Required work: Copy the items word for word, from the first line through the line containing "chart-title: leon3mp (6.7M", including that line.

_ _ _ _ _ _ _

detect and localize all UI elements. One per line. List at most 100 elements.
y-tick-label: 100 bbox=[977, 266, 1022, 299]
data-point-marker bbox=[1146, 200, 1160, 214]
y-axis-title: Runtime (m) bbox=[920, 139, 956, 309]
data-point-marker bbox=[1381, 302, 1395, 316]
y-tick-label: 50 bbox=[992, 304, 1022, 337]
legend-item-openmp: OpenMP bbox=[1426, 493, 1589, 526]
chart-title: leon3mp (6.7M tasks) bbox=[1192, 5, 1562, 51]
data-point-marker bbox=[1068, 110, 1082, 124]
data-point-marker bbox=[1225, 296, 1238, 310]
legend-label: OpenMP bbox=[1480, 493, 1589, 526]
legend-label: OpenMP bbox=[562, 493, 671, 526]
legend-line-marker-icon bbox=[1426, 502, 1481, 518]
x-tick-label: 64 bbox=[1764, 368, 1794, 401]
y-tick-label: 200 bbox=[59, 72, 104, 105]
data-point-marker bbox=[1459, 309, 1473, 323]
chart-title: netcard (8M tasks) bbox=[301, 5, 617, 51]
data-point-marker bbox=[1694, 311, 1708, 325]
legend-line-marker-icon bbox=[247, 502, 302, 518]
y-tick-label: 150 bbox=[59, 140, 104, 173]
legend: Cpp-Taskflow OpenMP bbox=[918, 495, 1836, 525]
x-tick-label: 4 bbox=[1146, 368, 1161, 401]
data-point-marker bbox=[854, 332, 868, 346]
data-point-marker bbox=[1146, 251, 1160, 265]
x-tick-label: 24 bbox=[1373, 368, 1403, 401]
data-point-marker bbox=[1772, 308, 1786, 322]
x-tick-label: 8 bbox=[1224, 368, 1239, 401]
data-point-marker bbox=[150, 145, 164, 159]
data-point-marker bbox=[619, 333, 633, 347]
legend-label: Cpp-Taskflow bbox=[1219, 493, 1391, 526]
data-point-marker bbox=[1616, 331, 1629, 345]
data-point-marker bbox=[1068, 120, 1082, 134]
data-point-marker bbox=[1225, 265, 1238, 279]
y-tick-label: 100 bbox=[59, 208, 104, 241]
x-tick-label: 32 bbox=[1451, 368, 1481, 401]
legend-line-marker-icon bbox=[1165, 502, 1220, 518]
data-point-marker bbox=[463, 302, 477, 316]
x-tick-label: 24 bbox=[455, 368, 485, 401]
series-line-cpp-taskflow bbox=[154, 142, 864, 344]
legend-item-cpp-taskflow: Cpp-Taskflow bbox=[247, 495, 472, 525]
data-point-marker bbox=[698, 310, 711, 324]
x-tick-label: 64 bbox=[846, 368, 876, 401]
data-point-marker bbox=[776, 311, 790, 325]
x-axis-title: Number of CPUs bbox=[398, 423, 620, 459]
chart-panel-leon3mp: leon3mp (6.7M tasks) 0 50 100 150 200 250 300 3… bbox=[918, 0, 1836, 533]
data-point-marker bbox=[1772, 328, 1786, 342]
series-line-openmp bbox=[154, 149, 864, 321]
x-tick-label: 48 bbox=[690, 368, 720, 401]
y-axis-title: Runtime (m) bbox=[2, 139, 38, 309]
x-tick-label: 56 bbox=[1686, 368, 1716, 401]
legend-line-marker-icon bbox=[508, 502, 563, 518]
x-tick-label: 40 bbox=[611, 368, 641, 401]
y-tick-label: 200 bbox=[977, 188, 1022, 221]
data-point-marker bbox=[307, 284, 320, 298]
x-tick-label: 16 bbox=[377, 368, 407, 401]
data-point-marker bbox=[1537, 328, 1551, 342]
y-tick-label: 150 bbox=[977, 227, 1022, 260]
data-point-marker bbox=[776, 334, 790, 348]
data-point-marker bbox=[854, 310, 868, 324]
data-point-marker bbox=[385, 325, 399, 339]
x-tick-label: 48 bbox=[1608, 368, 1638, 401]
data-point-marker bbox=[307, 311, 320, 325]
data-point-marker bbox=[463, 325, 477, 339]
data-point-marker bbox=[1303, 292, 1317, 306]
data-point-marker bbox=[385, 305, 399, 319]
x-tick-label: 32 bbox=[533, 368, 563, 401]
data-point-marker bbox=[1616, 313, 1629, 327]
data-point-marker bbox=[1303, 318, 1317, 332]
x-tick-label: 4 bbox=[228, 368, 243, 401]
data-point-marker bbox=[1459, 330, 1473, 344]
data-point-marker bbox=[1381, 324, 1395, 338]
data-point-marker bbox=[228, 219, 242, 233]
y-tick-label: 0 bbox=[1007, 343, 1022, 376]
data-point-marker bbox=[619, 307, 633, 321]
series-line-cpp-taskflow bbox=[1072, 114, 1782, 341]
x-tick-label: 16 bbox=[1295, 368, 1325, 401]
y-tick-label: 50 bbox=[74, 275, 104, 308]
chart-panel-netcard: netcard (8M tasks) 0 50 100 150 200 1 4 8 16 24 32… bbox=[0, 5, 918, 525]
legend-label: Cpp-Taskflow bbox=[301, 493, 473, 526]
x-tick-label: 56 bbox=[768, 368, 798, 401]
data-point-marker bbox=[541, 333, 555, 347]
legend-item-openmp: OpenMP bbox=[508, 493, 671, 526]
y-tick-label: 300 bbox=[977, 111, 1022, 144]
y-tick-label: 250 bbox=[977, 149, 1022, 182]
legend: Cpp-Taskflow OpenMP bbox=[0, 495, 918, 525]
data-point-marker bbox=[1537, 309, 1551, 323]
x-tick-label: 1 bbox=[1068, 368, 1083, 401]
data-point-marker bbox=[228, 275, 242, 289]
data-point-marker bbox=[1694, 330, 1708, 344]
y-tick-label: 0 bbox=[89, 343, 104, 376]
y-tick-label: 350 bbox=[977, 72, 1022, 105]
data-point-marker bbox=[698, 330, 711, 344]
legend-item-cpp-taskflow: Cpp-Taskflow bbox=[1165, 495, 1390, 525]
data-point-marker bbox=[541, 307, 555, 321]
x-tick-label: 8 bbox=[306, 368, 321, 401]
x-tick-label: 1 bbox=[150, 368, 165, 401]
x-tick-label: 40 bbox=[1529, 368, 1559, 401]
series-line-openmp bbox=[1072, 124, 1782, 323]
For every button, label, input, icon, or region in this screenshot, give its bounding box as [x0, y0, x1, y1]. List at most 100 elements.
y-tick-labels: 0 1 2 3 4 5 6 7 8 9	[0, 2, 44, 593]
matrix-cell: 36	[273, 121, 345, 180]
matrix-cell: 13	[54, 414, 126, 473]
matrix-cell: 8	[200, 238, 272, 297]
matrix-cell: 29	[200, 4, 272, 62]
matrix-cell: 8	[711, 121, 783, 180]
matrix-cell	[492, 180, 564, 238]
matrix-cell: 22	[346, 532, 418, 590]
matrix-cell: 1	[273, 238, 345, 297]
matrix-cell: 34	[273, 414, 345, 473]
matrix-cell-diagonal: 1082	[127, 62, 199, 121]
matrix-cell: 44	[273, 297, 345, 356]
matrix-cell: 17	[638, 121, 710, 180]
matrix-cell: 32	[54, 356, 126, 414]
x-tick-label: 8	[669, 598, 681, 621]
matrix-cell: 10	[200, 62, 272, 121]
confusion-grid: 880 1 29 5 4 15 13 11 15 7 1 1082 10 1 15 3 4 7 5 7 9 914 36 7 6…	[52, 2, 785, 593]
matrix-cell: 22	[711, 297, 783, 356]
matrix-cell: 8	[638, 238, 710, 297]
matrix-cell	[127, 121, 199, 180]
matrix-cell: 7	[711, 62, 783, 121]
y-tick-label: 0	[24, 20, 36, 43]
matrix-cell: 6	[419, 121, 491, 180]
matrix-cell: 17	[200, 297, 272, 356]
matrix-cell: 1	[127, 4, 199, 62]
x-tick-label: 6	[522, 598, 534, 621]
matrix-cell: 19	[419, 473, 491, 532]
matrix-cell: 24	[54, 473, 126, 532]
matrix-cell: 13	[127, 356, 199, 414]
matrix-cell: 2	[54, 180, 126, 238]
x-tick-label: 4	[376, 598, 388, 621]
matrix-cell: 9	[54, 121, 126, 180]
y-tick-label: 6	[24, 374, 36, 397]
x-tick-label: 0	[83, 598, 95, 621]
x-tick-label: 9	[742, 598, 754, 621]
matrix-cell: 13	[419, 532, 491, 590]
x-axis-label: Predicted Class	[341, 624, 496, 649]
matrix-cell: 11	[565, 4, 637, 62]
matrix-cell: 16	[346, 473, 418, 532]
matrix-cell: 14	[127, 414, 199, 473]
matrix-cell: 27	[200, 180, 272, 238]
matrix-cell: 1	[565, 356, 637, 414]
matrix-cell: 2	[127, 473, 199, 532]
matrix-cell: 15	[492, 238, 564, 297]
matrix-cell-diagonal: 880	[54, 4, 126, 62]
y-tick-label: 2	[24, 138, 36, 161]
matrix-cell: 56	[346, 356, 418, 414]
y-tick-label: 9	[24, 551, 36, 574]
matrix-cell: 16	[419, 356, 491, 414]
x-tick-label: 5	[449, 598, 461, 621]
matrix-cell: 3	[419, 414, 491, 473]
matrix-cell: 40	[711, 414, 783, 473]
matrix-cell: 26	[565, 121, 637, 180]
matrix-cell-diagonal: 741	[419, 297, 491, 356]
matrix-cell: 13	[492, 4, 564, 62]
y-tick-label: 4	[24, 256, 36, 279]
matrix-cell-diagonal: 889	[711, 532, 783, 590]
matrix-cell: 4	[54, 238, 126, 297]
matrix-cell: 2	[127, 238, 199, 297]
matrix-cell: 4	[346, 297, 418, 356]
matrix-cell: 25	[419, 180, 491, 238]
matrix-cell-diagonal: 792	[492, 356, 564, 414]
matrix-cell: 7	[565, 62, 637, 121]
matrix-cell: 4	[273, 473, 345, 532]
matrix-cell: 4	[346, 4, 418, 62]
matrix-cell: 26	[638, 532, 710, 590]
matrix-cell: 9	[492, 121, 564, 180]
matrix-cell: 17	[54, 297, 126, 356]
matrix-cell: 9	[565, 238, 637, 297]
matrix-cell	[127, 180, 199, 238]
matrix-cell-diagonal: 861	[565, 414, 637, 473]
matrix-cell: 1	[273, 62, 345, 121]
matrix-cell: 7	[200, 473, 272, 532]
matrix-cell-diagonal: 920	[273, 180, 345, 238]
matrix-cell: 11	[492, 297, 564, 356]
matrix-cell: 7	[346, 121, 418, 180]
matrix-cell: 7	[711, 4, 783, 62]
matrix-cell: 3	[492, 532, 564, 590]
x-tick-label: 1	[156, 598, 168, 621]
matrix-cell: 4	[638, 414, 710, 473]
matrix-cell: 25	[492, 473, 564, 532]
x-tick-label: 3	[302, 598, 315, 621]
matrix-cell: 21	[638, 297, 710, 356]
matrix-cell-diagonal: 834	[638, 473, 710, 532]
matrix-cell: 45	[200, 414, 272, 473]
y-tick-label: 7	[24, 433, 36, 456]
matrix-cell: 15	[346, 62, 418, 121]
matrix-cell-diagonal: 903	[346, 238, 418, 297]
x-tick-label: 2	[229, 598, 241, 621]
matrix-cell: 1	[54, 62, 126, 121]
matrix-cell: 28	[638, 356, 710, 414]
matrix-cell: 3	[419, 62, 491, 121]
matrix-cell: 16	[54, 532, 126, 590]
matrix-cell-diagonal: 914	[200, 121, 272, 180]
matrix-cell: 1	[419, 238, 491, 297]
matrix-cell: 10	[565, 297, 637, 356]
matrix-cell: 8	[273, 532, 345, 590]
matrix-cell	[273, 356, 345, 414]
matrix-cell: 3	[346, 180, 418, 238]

_ _ _ _ _ _ _

Output for this task:
detect and localize all UI elements. One per line. List at most 100 elements.
y-tick-label: 100 bbox=[977, 266, 1022, 299]
data-point-marker bbox=[1146, 200, 1160, 214]
y-axis-title: Runtime (m) bbox=[920, 139, 956, 309]
data-point-marker bbox=[1381, 302, 1395, 316]
y-tick-label: 50 bbox=[992, 304, 1022, 337]
legend-item-openmp: OpenMP bbox=[1426, 493, 1589, 526]
chart-title: leon3mp (6.7M tasks) bbox=[1192, 5, 1562, 51]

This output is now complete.